start Data extract
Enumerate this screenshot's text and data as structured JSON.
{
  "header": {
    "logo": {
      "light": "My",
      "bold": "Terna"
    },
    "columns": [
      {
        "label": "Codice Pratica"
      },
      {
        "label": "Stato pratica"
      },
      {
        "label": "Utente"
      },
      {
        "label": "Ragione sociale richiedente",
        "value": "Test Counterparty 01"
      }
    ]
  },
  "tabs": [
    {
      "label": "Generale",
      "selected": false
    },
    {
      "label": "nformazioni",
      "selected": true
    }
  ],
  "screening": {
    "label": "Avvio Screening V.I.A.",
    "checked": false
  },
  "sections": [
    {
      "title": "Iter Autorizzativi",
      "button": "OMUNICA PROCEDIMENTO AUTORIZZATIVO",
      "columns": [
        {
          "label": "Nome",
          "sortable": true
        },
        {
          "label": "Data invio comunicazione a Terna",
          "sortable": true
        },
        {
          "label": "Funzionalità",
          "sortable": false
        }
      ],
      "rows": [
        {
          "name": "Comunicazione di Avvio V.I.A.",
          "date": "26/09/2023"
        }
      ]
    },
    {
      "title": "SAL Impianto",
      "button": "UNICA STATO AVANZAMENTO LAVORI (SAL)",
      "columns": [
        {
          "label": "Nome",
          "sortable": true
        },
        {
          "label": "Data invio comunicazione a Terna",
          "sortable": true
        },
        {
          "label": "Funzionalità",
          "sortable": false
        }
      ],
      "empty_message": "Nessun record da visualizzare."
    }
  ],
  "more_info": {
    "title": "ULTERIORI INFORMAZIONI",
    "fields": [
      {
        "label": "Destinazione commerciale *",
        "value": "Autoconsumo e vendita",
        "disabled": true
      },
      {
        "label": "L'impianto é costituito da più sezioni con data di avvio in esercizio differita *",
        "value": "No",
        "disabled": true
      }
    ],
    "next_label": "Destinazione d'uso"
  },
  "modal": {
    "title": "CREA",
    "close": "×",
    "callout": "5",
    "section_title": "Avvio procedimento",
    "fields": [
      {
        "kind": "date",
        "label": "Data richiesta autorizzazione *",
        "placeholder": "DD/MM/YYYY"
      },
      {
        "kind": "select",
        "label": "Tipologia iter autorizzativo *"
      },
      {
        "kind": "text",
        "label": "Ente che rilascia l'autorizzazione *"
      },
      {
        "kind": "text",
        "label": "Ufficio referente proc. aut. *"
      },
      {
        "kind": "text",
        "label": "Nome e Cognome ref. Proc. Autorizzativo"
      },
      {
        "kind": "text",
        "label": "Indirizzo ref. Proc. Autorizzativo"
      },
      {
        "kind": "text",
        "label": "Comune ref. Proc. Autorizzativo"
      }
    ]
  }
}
end Data extract
**To do**
Copy out each record exactly as given, omitting none.

**The answer**
Enumerate this screenshot's text and data as structured JSON.
{
  "header": {
    "logo": {
      "light": "My",
      "bold": "Terna"
    },
    "columns": [
      {
        "label": "Codice Pratica"
      },
      {
        "label": "Stato pratica"
      },
      {
        "label": "Utente"
      },
      {
        "label": "Ragione sociale richiedente",
        "value": "Test Counterparty 01"
      }
    ]
  },
  "tabs": [
    {
      "label": "Generale",
      "selected": false
    },
    {
      "label": "nformazioni",
      "selected": true
    }
  ],
  "screening": {
    "label": "Avvio Screening V.I.A.",
    "checked": false
  },
  "sections": [
    {
      "title": "Iter Autorizzativi",
      "button": "OMUNICA PROCEDIMENTO AUTORIZZATIVO",
      "columns": [
        {
          "label": "Nome",
          "sortable": true
        },
        {
          "label": "Data invio comunicazione a Terna",
          "sortable": true
        },
        {
          "label": "Funzionalità",
          "sortable": false
        }
      ],
      "rows": [
        {
          "name": "Comunicazione di Avvio V.I.A.",
          "date": "26/09/2023"
        }
      ]
    },
    {
      "title": "SAL Impianto",
      "button": "UNICA STATO AVANZAMENTO LAVORI (SAL)",
      "columns": [
        {
          "label": "Nome",
          "sortable": true
        },
        {
          "label": "Data invio comunicazione a Terna",
          "sortable": true
        },
        {
          "label": "Funzionalità",
          "sortable": false
        }
      ],
      "empty_message": "Nessun record da visualizzare."
    }
  ],
  "more_info": {
    "title": "ULTERIORI INFORMAZIONI",
    "fields": [
      {
        "label": "Destinazione commerciale *",
        "value": "Autoconsumo e vendita",
        "disabled": true
      },
      {
        "label": "L'impianto é costituito da più sezioni con data di avvio in esercizio differita *",
        "value": "No",
        "disabled": true
      }
    ],
    "next_label": "Destinazione d'uso"
  },
  "modal": {
    "title": "CREA",
    "close": "×",
    "callout": "5",
    "section_title": "Avvio procedimento",
    "fields": [
      {
        "kind": "date",
        "label": "Data richiesta autorizzazione *",
        "placeholder": "DD/MM/YYYY"
      },
      {
        "kind": "select",
        "label": "Tipologia iter autorizzativo *"
      },
      {
        "kind": "text",
        "label": "Ente che rilascia l'autorizzazione *"
      },
      {
        "kind": "text",
        "label": "Ufficio referente proc. aut. *"
      },
      {
        "kind": "text",
        "label": "Nome e Cognome ref. Proc. Autorizzativo"
      },
      {
        "kind": "text",
        "label": "Indirizzo ref. Proc. Autorizzativo"
      },
      {
        "kind": "text",
        "label": "Comune ref. Proc. Autorizzativo"
      }
    ]
  }
}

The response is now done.